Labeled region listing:
—————
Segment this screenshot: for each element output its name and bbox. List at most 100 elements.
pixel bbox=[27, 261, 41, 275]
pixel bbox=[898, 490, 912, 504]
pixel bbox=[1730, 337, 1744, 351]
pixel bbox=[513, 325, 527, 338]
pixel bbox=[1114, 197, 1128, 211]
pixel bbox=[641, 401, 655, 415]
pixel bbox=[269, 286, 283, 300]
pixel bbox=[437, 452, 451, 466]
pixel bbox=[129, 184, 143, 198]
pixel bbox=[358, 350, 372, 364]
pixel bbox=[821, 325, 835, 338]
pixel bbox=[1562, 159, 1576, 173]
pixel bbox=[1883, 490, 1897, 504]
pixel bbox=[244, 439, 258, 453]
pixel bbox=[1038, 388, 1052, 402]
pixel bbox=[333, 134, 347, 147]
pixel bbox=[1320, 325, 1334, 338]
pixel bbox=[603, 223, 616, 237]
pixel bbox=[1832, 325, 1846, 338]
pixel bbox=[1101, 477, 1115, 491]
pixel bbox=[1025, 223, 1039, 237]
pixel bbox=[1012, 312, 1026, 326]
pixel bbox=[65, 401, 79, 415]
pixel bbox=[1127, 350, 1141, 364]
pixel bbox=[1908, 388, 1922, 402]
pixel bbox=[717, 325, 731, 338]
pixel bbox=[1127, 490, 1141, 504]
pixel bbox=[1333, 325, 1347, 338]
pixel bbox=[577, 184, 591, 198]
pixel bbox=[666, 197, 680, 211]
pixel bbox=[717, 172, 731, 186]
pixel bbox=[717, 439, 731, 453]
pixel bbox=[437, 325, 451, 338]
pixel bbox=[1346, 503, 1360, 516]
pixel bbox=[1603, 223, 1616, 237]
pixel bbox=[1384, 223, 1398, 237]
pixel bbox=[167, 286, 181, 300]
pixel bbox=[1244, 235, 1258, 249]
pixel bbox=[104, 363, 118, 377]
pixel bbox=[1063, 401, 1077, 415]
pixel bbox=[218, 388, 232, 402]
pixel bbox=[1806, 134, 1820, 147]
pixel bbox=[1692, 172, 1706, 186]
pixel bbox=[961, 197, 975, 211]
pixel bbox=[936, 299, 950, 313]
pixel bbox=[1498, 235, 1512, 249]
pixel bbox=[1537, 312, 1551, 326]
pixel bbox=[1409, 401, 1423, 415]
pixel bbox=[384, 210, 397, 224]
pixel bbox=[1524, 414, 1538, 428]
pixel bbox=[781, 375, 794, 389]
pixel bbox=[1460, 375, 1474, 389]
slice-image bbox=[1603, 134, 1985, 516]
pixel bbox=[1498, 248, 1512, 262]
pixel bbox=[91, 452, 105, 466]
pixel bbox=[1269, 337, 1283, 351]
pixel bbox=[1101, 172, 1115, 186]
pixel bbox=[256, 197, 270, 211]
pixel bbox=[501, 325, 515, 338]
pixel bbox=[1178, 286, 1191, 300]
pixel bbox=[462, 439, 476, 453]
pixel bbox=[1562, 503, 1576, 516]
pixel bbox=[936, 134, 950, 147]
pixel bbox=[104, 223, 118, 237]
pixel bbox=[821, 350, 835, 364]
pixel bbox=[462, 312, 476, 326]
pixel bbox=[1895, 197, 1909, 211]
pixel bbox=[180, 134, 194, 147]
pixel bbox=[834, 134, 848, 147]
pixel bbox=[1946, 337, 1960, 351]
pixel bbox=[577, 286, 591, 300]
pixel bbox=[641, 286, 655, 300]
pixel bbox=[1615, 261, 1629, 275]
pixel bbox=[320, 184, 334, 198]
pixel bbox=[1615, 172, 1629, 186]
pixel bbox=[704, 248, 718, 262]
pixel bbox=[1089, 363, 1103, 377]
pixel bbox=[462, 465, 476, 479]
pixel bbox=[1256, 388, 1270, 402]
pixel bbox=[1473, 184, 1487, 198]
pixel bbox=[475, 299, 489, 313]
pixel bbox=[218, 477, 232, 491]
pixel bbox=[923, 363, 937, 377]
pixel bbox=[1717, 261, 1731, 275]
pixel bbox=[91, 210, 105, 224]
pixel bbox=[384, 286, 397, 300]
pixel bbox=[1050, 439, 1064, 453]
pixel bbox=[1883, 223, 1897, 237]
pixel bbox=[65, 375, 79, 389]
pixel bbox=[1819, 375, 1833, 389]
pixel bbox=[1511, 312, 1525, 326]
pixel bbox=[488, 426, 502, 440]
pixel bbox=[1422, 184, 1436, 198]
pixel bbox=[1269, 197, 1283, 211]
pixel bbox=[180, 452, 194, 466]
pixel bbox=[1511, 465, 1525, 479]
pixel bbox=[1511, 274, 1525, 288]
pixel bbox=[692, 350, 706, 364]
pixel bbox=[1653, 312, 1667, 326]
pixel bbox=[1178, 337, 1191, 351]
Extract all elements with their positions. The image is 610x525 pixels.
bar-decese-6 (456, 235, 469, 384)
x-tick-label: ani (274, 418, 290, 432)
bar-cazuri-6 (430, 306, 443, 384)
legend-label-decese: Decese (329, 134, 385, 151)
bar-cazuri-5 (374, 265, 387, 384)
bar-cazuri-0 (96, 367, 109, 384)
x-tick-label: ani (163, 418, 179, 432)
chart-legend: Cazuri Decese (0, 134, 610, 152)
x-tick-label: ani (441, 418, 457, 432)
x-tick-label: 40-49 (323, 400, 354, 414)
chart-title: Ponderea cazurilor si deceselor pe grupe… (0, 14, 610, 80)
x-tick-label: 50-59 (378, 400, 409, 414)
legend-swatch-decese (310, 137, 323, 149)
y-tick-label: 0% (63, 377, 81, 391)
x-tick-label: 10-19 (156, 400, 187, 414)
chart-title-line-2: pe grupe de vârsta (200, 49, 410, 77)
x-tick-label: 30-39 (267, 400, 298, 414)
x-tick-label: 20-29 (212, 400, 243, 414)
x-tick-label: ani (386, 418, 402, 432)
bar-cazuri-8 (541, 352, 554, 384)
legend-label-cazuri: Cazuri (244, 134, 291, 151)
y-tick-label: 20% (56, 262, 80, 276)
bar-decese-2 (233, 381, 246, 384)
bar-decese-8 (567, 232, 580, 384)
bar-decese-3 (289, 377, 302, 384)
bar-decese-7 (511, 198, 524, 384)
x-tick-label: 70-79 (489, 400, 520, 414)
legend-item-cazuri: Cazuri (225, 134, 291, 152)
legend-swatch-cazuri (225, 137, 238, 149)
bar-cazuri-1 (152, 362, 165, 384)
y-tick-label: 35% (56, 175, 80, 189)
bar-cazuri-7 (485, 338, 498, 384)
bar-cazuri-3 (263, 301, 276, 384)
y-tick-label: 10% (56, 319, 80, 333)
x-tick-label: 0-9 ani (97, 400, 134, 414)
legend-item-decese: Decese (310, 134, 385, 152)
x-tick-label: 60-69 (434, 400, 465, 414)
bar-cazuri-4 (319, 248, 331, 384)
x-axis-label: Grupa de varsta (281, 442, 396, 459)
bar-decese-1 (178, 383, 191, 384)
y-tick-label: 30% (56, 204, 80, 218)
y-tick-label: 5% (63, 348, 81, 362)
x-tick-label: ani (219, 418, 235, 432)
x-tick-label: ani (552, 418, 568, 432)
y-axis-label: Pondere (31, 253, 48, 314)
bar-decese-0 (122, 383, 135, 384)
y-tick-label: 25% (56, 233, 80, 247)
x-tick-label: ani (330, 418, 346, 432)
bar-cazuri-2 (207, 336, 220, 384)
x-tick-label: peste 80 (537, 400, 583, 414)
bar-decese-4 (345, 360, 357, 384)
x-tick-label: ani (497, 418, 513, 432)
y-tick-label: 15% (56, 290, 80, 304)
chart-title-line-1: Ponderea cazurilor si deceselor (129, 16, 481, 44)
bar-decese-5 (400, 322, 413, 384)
—————
▸ **WRITTEN INSTRUCTION**: Update the listing by changing every "x-tick-label" to "x-axis-tick" and keeping all other text unchanged.

▸ **FINISHED TASK**:
Segment this screenshot: for each element output its name and bbox. List at most 100 elements.
pixel bbox=[27, 261, 41, 275]
pixel bbox=[898, 490, 912, 504]
pixel bbox=[1730, 337, 1744, 351]
pixel bbox=[513, 325, 527, 338]
pixel bbox=[1114, 197, 1128, 211]
pixel bbox=[641, 401, 655, 415]
pixel bbox=[269, 286, 283, 300]
pixel bbox=[437, 452, 451, 466]
pixel bbox=[129, 184, 143, 198]
pixel bbox=[358, 350, 372, 364]
pixel bbox=[821, 325, 835, 338]
pixel bbox=[1562, 159, 1576, 173]
pixel bbox=[1883, 490, 1897, 504]
pixel bbox=[244, 439, 258, 453]
pixel bbox=[1038, 388, 1052, 402]
pixel bbox=[333, 134, 347, 147]
pixel bbox=[1320, 325, 1334, 338]
pixel bbox=[603, 223, 616, 237]
pixel bbox=[1832, 325, 1846, 338]
pixel bbox=[1101, 477, 1115, 491]
pixel bbox=[1025, 223, 1039, 237]
pixel bbox=[1012, 312, 1026, 326]
pixel bbox=[65, 401, 79, 415]
pixel bbox=[1127, 350, 1141, 364]
pixel bbox=[1908, 388, 1922, 402]
pixel bbox=[717, 325, 731, 338]
pixel bbox=[1127, 490, 1141, 504]
pixel bbox=[1333, 325, 1347, 338]
pixel bbox=[577, 184, 591, 198]
pixel bbox=[666, 197, 680, 211]
pixel bbox=[717, 172, 731, 186]
pixel bbox=[717, 439, 731, 453]
pixel bbox=[437, 325, 451, 338]
pixel bbox=[1346, 503, 1360, 516]
pixel bbox=[1603, 223, 1616, 237]
pixel bbox=[1384, 223, 1398, 237]
pixel bbox=[167, 286, 181, 300]
pixel bbox=[1244, 235, 1258, 249]
pixel bbox=[104, 363, 118, 377]
pixel bbox=[1063, 401, 1077, 415]
pixel bbox=[218, 388, 232, 402]
pixel bbox=[1806, 134, 1820, 147]
pixel bbox=[1692, 172, 1706, 186]
pixel bbox=[961, 197, 975, 211]
pixel bbox=[936, 299, 950, 313]
pixel bbox=[1498, 235, 1512, 249]
pixel bbox=[1537, 312, 1551, 326]
pixel bbox=[1409, 401, 1423, 415]
pixel bbox=[384, 210, 397, 224]
pixel bbox=[1524, 414, 1538, 428]
pixel bbox=[781, 375, 794, 389]
pixel bbox=[1460, 375, 1474, 389]
slice-image bbox=[1603, 134, 1985, 516]
pixel bbox=[1498, 248, 1512, 262]
pixel bbox=[91, 452, 105, 466]
pixel bbox=[1269, 337, 1283, 351]
pixel bbox=[1101, 172, 1115, 186]
pixel bbox=[256, 197, 270, 211]
pixel bbox=[501, 325, 515, 338]
pixel bbox=[1178, 286, 1191, 300]
pixel bbox=[462, 439, 476, 453]
pixel bbox=[1562, 503, 1576, 516]
pixel bbox=[936, 134, 950, 147]
pixel bbox=[104, 223, 118, 237]
pixel bbox=[821, 350, 835, 364]
pixel bbox=[462, 312, 476, 326]
pixel bbox=[1895, 197, 1909, 211]
pixel bbox=[180, 134, 194, 147]
pixel bbox=[834, 134, 848, 147]
pixel bbox=[1946, 337, 1960, 351]
pixel bbox=[577, 286, 591, 300]
pixel bbox=[641, 286, 655, 300]
pixel bbox=[1615, 261, 1629, 275]
pixel bbox=[320, 184, 334, 198]
pixel bbox=[1615, 172, 1629, 186]
pixel bbox=[704, 248, 718, 262]
pixel bbox=[1089, 363, 1103, 377]
pixel bbox=[462, 465, 476, 479]
pixel bbox=[1256, 388, 1270, 402]
pixel bbox=[1473, 184, 1487, 198]
pixel bbox=[475, 299, 489, 313]
pixel bbox=[218, 477, 232, 491]
pixel bbox=[923, 363, 937, 377]
pixel bbox=[1717, 261, 1731, 275]
pixel bbox=[91, 210, 105, 224]
pixel bbox=[384, 286, 397, 300]
pixel bbox=[1050, 439, 1064, 453]
pixel bbox=[1883, 223, 1897, 237]
pixel bbox=[65, 375, 79, 389]
pixel bbox=[1819, 375, 1833, 389]
pixel bbox=[1511, 312, 1525, 326]
pixel bbox=[488, 426, 502, 440]
pixel bbox=[1422, 184, 1436, 198]
pixel bbox=[1269, 197, 1283, 211]
pixel bbox=[180, 452, 194, 466]
pixel bbox=[1511, 465, 1525, 479]
pixel bbox=[1511, 274, 1525, 288]
pixel bbox=[692, 350, 706, 364]
pixel bbox=[1653, 312, 1667, 326]
pixel bbox=[1178, 337, 1191, 351]
Extract all elements with their positions. The image is 610x525 pixels.
bar-decese-6 (456, 235, 469, 384)
x-axis-tick: ani (274, 418, 290, 432)
bar-cazuri-6 (430, 306, 443, 384)
legend-label-decese: Decese (329, 134, 385, 151)
bar-cazuri-5 (374, 265, 387, 384)
bar-cazuri-0 (96, 367, 109, 384)
x-axis-tick: ani (163, 418, 179, 432)
chart-legend: Cazuri Decese (0, 134, 610, 152)
x-axis-tick: ani (441, 418, 457, 432)
x-axis-tick: 40-49 (323, 400, 354, 414)
chart-title: Ponderea cazurilor si deceselor pe grupe… (0, 14, 610, 80)
x-axis-tick: 50-59 (378, 400, 409, 414)
legend-swatch-decese (310, 137, 323, 149)
y-tick-label: 0% (63, 377, 81, 391)
x-axis-tick: 10-19 (156, 400, 187, 414)
chart-title-line-2: pe grupe de vârsta (200, 49, 410, 77)
x-axis-tick: 30-39 (267, 400, 298, 414)
x-axis-tick: 20-29 (212, 400, 243, 414)
x-axis-tick: ani (386, 418, 402, 432)
bar-cazuri-8 (541, 352, 554, 384)
legend-label-cazuri: Cazuri (244, 134, 291, 151)
y-tick-label: 20% (56, 262, 80, 276)
bar-decese-2 (233, 381, 246, 384)
bar-decese-8 (567, 232, 580, 384)
bar-decese-3 (289, 377, 302, 384)
bar-decese-7 (511, 198, 524, 384)
x-axis-tick: 70-79 (489, 400, 520, 414)
legend-item-cazuri: Cazuri (225, 134, 291, 152)
legend-swatch-cazuri (225, 137, 238, 149)
bar-cazuri-1 (152, 362, 165, 384)
y-tick-label: 35% (56, 175, 80, 189)
bar-cazuri-7 (485, 338, 498, 384)
bar-cazuri-3 (263, 301, 276, 384)
y-tick-label: 10% (56, 319, 80, 333)
x-axis-tick: 0-9 ani (97, 400, 134, 414)
legend-item-decese: Decese (310, 134, 385, 152)
x-axis-tick: 60-69 (434, 400, 465, 414)
bar-cazuri-4 (319, 248, 331, 384)
x-axis-label: Grupa de varsta (281, 442, 396, 459)
bar-decese-1 (178, 383, 191, 384)
y-tick-label: 30% (56, 204, 80, 218)
y-tick-label: 5% (63, 348, 81, 362)
x-axis-tick: ani (219, 418, 235, 432)
x-axis-tick: ani (552, 418, 568, 432)
y-axis-label: Pondere (31, 253, 48, 314)
bar-decese-0 (122, 383, 135, 384)
y-tick-label: 25% (56, 233, 80, 247)
x-axis-tick: ani (330, 418, 346, 432)
bar-cazuri-2 (207, 336, 220, 384)
x-axis-tick: peste 80 (537, 400, 583, 414)
bar-decese-4 (345, 360, 357, 384)
x-axis-tick: ani (497, 418, 513, 432)
y-tick-label: 15% (56, 290, 80, 304)
chart-title-line-1: Ponderea cazurilor si deceselor (129, 16, 481, 44)
bar-decese-5 (400, 322, 413, 384)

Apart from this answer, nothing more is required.